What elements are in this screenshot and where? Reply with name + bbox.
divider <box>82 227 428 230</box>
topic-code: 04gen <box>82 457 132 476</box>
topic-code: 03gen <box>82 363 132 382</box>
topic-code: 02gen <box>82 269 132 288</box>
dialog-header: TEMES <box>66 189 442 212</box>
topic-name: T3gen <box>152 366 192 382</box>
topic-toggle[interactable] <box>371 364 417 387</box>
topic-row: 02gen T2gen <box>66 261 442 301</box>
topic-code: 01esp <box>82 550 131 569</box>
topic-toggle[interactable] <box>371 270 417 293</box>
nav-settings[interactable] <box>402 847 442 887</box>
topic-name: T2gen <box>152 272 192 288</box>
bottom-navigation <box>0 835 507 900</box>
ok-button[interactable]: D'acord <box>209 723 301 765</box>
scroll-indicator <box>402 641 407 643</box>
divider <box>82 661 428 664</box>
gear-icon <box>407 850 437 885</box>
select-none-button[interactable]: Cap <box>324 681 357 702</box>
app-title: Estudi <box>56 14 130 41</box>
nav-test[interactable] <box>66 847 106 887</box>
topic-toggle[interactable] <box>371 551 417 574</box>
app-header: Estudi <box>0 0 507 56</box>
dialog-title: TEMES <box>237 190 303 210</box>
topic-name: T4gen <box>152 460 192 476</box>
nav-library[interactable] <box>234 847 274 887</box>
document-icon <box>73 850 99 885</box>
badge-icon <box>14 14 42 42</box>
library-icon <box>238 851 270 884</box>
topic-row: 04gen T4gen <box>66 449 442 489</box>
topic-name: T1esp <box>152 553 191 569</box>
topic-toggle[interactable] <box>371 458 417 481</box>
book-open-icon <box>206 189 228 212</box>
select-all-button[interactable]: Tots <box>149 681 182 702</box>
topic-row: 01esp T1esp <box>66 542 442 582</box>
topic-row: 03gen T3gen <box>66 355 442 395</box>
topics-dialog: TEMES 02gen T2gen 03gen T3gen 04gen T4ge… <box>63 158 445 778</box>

## Instruções da tarefa
Localize nas linhas acima todas as que contêm a palavra "library" e copie cada uma delas por inteiro.

## Resposta completa
nav-library[interactable] <box>234 847 274 887</box>
library-icon <box>238 851 270 884</box>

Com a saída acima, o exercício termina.